[Instructions for the task]
Retype the material in full, keeping every word the same.

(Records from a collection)
· · · ·

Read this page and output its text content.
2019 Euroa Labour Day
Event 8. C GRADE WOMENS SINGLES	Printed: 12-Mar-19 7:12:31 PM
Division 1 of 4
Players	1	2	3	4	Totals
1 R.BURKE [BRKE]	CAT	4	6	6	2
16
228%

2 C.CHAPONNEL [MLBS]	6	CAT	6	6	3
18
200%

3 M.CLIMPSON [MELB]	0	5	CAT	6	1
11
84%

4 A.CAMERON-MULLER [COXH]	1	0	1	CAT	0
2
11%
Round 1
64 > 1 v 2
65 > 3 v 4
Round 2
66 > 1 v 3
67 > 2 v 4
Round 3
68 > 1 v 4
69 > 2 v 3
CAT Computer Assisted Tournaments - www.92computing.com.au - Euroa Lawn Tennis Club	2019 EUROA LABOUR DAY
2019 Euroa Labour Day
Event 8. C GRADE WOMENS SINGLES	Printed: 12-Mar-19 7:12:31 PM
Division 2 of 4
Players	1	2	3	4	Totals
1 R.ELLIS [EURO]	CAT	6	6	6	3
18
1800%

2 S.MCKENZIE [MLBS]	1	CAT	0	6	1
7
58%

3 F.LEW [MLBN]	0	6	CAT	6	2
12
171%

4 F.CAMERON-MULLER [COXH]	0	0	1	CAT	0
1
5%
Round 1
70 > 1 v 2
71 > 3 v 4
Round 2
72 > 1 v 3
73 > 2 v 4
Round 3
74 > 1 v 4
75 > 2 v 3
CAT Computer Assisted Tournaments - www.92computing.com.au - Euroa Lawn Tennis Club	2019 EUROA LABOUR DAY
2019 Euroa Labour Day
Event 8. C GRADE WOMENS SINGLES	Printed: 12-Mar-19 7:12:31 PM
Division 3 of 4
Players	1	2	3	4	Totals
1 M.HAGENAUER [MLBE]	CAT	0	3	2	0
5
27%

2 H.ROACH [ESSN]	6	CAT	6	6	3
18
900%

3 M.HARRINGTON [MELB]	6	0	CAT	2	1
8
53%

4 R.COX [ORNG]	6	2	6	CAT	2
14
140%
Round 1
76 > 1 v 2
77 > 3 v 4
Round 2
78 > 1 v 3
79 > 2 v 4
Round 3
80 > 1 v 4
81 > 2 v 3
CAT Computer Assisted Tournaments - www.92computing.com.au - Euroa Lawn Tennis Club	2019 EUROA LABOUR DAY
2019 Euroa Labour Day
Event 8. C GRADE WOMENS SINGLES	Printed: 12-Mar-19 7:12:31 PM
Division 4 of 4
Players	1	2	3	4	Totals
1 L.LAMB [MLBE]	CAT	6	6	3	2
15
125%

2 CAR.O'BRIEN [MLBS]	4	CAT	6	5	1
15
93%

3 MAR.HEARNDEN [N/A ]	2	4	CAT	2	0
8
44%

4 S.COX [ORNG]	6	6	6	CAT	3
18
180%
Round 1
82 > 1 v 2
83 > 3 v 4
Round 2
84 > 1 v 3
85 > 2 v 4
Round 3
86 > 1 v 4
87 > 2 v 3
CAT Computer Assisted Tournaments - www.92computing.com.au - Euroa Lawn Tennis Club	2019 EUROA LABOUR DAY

· · · ·

[Response]
Read this page and output its text content.
2019 Euroa Labour Day
Event 8. C GRADE WOMENS SINGLES	Printed: 12-Mar-19 7:12:31 PM
Division 1 of 4
Players	1	2	3	4	Totals
1 R.BURKE [BRKE]	CAT	4	6	6	2
16
228%

2 C.CHAPONNEL [MLBS]	6	CAT	6	6	3
18
200%

3 M.CLIMPSON [MELB]	0	5	CAT	6	1
11
84%

4 A.CAMERON-MULLER [COXH]	1	0	1	CAT	0
2
11%
Round 1
64 > 1 v 2
65 > 3 v 4
Round 2
66 > 1 v 3
67 > 2 v 4
Round 3
68 > 1 v 4
69 > 2 v 3
CAT Computer Assisted Tournaments - www.92computing.com.au - Euroa Lawn Tennis Club	2019 EUROA LABOUR DAY
2019 Euroa Labour Day
Event 8. C GRADE WOMENS SINGLES	Printed: 12-Mar-19 7:12:31 PM
Division 2 of 4
Players	1	2	3	4	Totals
1 R.ELLIS [EURO]	CAT	6	6	6	3
18
1800%

2 S.MCKENZIE [MLBS]	1	CAT	0	6	1
7
58%

3 F.LEW [MLBN]	0	6	CAT	6	2
12
171%

4 F.CAMERON-MULLER [COXH]	0	0	1	CAT	0
1
5%
Round 1
70 > 1 v 2
71 > 3 v 4
Round 2
72 > 1 v 3
73 > 2 v 4
Round 3
74 > 1 v 4
75 > 2 v 3
CAT Computer Assisted Tournaments - www.92computing.com.au - Euroa Lawn Tennis Club	2019 EUROA LABOUR DAY
2019 Euroa Labour Day
Event 8. C GRADE WOMENS SINGLES	Printed: 12-Mar-19 7:12:31 PM
Division 3 of 4
Players	1	2	3	4	Totals
1 M.HAGENAUER [MLBE]	CAT	0	3	2	0
5
27%

2 H.ROACH [ESSN]	6	CAT	6	6	3
18
900%

3 M.HARRINGTON [MELB]	6	0	CAT	2	1
8
53%

4 R.COX [ORNG]	6	2	6	CAT	2
14
140%
Round 1
76 > 1 v 2
77 > 3 v 4
Round 2
78 > 1 v 3
79 > 2 v 4
Round 3
80 > 1 v 4
81 > 2 v 3
CAT Computer Assisted Tournaments - www.92computing.com.au - Euroa Lawn Tennis Club	2019 EUROA LABOUR DAY
2019 Euroa Labour Day
Event 8. C GRADE WOMENS SINGLES	Printed: 12-Mar-19 7:12:31 PM
Division 4 of 4
Players	1	2	3	4	Totals
1 L.LAMB [MLBE]	CAT	6	6	3	2
15
125%

2 CAR.O'BRIEN [MLBS]	4	CAT	6	5	1
15
93%

3 MAR.HEARNDEN [N/A ]	2	4	CAT	2	0
8
44%

4 S.COX [ORNG]	6	6	6	CAT	3
18
180%
Round 1
82 > 1 v 2
83 > 3 v 4
Round 2
84 > 1 v 3
85 > 2 v 4
Round 3
86 > 1 v 4
87 > 2 v 3
CAT Computer Assisted Tournaments - www.92computing.com.au - Euroa Lawn Tennis Club	2019 EUROA LABOUR DAY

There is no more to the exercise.